Task material
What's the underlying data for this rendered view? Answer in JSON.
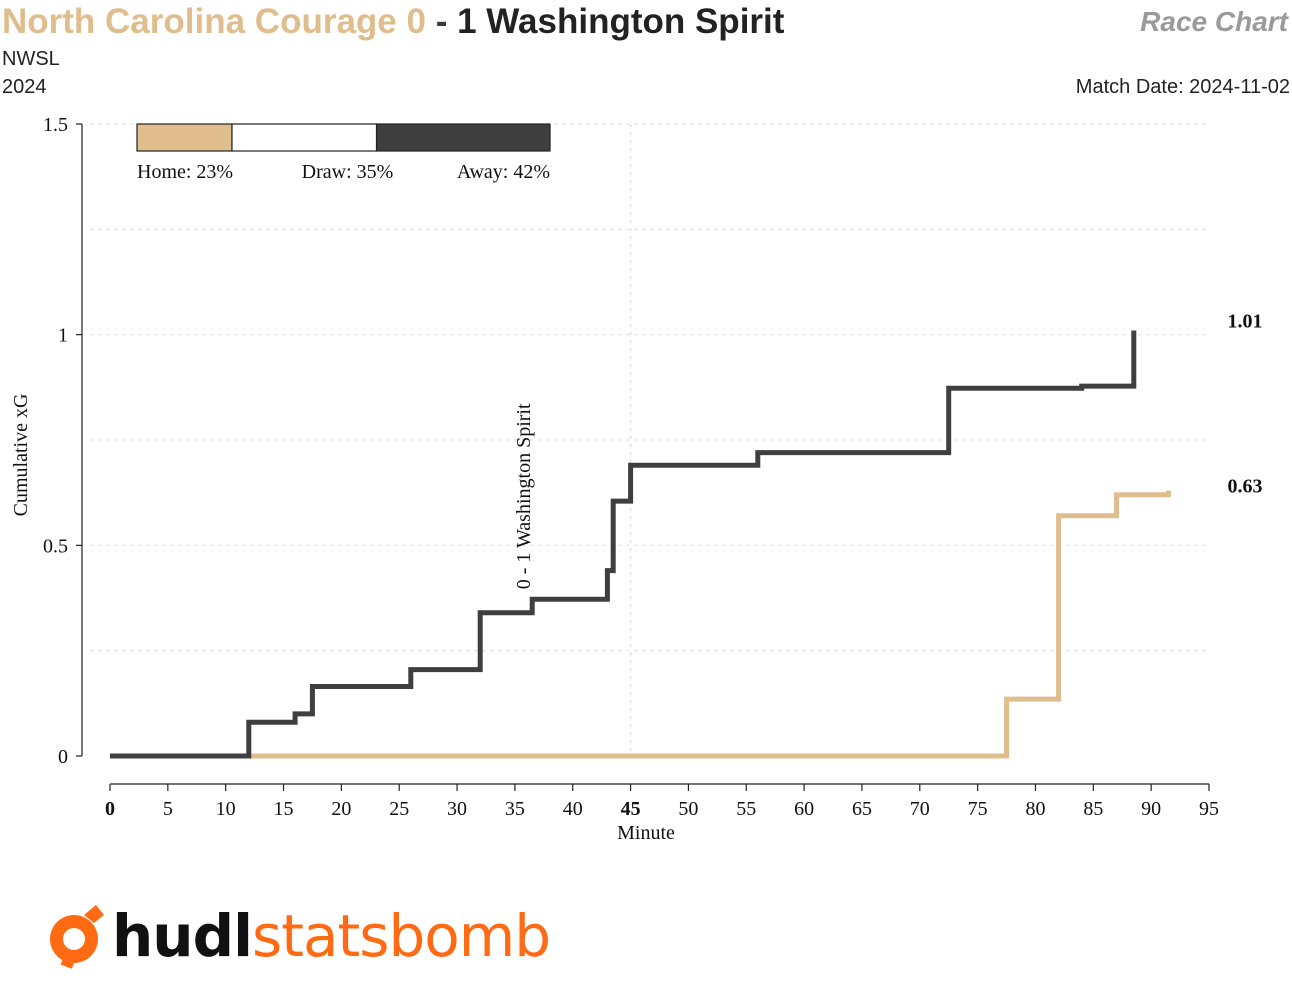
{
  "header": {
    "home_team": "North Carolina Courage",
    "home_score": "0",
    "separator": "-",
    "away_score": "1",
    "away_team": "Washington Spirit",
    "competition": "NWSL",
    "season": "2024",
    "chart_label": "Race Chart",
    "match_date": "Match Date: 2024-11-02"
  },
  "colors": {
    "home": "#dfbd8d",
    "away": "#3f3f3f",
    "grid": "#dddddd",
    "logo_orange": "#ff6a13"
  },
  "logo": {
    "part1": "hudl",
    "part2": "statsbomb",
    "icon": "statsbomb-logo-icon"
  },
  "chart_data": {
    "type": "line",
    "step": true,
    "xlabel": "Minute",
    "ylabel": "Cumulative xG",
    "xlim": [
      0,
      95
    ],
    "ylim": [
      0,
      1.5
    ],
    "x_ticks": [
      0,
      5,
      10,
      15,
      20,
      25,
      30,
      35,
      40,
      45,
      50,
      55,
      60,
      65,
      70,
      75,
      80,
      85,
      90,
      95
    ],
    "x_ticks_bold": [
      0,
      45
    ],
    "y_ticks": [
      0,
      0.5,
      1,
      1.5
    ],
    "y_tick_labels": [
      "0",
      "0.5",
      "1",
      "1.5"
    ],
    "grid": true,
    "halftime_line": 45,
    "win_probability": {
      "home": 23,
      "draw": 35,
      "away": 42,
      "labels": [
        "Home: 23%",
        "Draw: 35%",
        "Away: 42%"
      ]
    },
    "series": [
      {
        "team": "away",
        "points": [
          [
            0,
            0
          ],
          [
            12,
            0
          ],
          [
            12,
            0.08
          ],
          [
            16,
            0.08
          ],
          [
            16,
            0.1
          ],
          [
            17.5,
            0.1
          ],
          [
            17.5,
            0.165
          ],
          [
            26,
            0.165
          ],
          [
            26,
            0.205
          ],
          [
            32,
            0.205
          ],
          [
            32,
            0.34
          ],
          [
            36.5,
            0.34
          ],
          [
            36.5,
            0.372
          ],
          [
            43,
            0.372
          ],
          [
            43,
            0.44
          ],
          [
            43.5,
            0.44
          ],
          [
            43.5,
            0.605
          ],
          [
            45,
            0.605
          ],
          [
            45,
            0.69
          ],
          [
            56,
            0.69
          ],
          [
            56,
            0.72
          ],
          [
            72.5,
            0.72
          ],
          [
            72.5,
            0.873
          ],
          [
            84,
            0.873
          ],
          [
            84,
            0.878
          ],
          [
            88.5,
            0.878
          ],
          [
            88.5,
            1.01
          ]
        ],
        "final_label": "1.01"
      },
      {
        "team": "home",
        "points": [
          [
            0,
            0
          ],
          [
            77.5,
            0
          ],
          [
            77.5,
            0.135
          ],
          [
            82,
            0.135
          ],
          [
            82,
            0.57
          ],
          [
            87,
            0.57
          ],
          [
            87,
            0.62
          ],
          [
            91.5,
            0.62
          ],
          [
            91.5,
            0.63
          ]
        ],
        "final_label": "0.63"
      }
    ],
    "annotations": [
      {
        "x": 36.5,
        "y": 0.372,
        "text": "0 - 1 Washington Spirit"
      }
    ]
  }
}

...

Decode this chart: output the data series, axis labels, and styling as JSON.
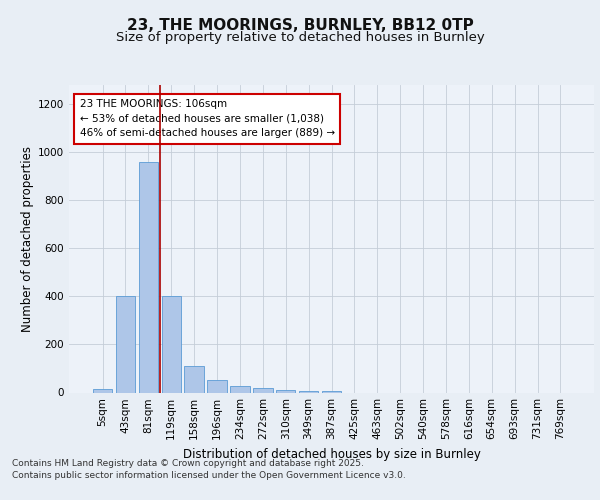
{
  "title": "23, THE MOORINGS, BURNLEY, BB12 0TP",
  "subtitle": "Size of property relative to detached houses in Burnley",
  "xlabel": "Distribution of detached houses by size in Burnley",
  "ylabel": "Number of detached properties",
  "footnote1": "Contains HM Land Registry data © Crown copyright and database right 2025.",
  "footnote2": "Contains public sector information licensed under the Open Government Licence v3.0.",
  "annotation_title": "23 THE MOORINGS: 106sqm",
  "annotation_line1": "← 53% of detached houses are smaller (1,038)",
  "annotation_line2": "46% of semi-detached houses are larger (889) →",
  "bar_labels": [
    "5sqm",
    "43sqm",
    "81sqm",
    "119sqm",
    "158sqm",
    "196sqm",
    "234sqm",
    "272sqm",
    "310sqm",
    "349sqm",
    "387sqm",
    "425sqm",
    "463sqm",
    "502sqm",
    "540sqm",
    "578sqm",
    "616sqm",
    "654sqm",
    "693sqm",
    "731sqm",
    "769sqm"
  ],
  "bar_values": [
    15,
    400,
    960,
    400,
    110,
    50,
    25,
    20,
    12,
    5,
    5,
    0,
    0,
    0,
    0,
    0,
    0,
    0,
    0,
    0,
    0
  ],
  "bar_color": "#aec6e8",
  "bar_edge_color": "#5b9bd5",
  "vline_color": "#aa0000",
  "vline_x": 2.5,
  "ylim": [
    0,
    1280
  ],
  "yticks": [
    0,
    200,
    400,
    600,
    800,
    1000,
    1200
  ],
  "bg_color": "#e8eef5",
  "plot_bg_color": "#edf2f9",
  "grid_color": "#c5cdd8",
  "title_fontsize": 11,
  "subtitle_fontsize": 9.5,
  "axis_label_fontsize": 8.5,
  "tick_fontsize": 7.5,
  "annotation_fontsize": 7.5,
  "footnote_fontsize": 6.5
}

Instruction
Pull every line containing "ylabel" out of the data above.

Complete response
    "ylabel": "Cumulative xG",
  "ylabel": "Number of detached properties",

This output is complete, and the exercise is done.